→ TO DO: Filter the listing below, copying every line in which the word "source" appears.

→ MATERIAL:
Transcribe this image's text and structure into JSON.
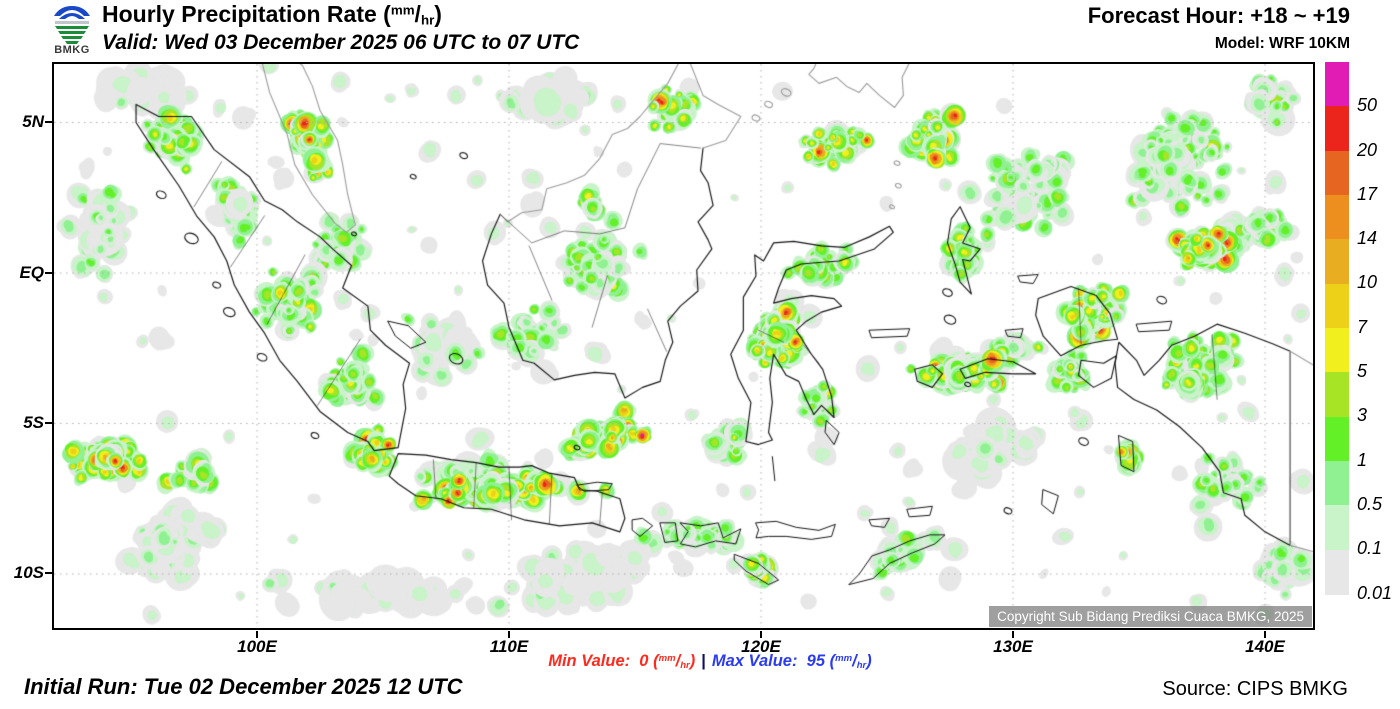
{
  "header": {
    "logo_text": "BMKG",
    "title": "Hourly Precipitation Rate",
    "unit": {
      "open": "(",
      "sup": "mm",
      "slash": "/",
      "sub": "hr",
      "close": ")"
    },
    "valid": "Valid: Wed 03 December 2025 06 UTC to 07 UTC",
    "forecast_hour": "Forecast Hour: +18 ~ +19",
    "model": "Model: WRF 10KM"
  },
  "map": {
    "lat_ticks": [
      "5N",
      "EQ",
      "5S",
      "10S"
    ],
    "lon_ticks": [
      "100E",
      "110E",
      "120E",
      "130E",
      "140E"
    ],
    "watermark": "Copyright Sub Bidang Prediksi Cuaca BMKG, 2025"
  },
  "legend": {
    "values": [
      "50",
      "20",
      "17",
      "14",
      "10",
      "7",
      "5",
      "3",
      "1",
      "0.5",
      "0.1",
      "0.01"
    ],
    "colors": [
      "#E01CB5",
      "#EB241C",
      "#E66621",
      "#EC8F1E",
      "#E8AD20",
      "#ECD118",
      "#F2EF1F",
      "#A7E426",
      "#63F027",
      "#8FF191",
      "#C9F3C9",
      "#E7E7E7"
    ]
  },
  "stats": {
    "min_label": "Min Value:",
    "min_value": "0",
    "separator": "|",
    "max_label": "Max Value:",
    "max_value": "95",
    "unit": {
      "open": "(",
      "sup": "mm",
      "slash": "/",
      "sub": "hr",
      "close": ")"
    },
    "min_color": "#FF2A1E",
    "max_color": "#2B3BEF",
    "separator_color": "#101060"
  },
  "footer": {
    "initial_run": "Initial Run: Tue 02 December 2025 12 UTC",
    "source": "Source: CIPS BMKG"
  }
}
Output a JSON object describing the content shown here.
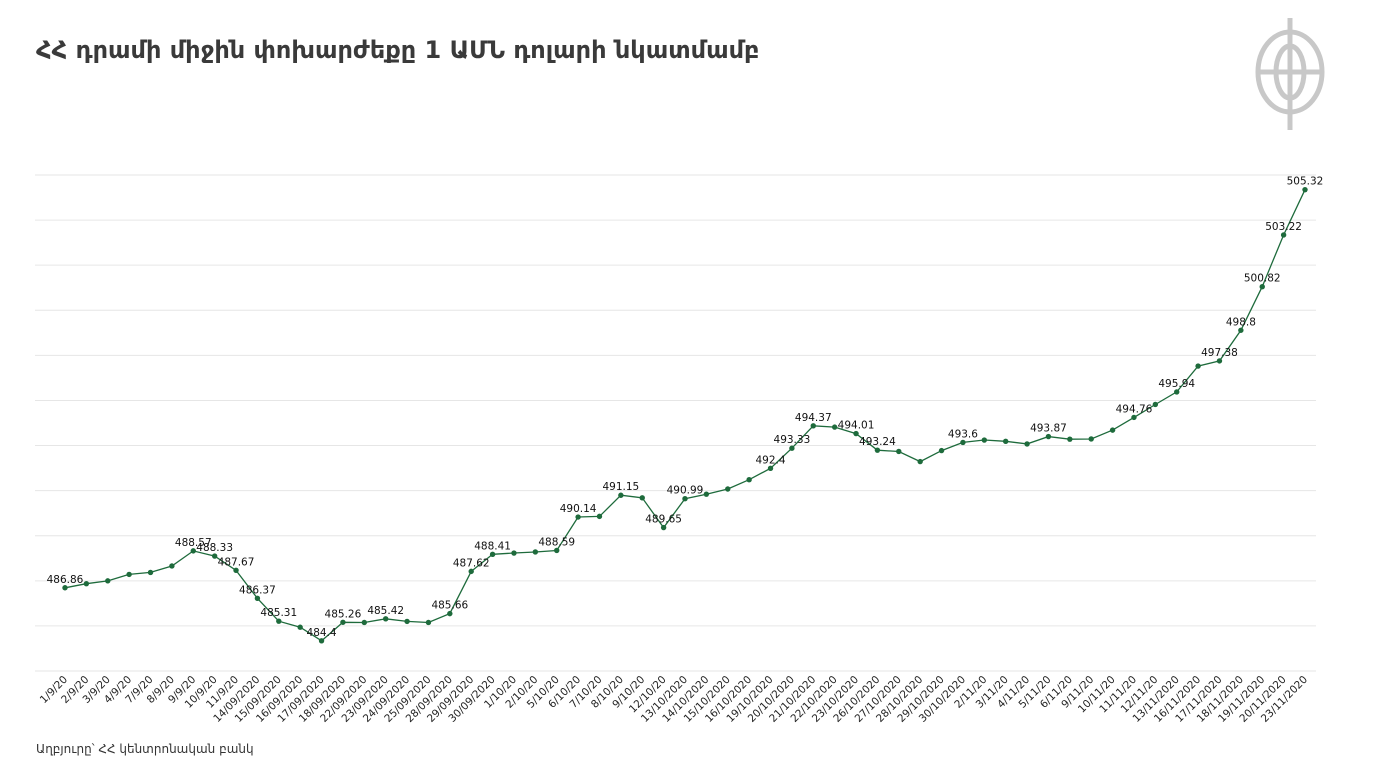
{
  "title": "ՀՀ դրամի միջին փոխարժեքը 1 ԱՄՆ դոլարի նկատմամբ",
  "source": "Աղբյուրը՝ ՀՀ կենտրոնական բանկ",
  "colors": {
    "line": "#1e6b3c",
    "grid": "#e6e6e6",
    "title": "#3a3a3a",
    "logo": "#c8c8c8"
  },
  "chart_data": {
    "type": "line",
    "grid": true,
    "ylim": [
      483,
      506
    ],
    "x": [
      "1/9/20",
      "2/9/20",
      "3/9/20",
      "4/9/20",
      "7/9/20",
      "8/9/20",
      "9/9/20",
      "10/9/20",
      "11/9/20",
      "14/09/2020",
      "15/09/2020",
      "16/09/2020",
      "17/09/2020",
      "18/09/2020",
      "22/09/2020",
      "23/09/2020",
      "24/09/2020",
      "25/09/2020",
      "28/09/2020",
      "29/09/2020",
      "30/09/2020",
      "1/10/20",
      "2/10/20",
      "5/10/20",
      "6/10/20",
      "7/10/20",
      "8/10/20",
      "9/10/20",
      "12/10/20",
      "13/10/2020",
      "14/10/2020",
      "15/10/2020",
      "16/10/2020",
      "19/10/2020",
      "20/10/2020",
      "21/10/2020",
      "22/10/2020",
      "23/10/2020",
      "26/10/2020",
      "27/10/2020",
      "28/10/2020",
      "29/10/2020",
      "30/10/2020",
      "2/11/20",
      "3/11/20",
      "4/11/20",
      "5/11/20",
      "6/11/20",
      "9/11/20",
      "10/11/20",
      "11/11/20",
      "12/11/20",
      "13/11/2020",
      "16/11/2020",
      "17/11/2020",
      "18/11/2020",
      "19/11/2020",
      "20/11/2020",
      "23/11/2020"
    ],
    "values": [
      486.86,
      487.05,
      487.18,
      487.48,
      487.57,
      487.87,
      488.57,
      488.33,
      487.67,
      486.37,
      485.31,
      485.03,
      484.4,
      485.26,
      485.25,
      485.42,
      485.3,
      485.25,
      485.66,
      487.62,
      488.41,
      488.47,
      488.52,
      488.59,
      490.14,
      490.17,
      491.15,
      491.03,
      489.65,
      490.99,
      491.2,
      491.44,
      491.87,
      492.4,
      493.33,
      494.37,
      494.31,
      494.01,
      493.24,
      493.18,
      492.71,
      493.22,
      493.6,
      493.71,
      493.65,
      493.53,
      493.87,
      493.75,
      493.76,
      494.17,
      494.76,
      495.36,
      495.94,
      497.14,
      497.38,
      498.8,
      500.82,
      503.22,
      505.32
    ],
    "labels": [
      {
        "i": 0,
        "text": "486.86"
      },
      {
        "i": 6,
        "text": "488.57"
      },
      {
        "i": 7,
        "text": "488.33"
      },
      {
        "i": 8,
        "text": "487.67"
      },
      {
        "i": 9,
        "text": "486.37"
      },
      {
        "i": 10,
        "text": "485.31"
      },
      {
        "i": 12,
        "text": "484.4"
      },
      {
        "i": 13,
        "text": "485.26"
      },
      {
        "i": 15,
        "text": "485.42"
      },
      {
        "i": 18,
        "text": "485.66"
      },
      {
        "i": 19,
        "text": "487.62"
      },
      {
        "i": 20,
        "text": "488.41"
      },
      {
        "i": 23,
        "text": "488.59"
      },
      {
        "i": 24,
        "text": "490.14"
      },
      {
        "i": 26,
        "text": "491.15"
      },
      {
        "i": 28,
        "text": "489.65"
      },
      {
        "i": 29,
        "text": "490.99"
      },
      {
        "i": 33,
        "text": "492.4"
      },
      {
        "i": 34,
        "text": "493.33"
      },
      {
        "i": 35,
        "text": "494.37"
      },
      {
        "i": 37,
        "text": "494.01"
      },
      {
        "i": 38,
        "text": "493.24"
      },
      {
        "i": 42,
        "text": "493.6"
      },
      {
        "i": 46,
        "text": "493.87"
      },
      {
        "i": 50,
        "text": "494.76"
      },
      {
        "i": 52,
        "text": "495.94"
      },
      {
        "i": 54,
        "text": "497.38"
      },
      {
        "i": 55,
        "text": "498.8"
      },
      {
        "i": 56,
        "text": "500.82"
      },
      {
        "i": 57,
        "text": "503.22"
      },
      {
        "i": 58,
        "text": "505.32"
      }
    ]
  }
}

---

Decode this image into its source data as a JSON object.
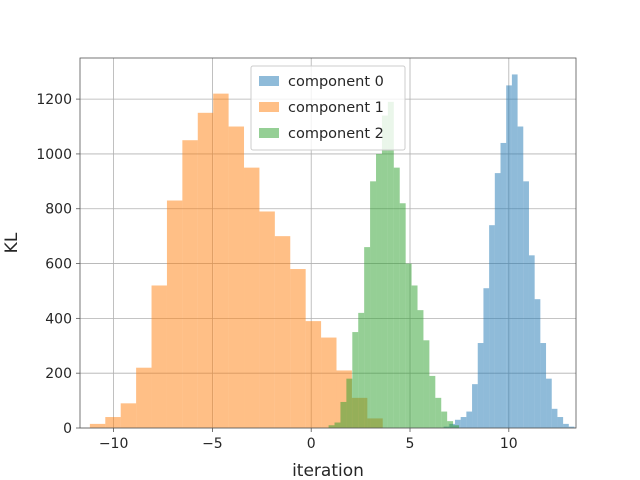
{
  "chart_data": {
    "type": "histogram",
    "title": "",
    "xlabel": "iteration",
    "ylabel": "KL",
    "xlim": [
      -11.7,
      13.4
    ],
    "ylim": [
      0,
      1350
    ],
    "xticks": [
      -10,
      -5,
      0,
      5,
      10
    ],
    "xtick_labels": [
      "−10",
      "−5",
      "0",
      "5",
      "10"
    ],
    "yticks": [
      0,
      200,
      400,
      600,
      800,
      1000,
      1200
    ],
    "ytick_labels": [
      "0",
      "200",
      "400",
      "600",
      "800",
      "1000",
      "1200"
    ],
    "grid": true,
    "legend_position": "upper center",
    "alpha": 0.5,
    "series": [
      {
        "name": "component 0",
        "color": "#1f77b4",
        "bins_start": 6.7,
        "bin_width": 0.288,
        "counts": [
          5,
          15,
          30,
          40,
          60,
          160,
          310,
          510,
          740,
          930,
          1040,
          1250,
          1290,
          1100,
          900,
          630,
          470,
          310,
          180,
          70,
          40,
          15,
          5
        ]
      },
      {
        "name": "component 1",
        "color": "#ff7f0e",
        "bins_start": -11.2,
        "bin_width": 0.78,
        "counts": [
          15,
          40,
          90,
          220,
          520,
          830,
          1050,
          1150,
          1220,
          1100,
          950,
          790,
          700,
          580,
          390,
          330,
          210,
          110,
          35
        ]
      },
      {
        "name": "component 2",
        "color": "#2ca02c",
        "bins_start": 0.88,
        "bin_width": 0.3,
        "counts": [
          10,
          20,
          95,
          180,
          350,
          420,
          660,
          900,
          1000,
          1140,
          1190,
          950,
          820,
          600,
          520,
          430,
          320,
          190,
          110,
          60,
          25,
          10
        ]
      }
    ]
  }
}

→ COMPLETED EXERCISE:
    "source": "Source: CIPS BMKG"
  "source": "Աղբյուրը՝ ՀՀ կենտրոնական բանկ",
Decode this image into its source data as a JSON object.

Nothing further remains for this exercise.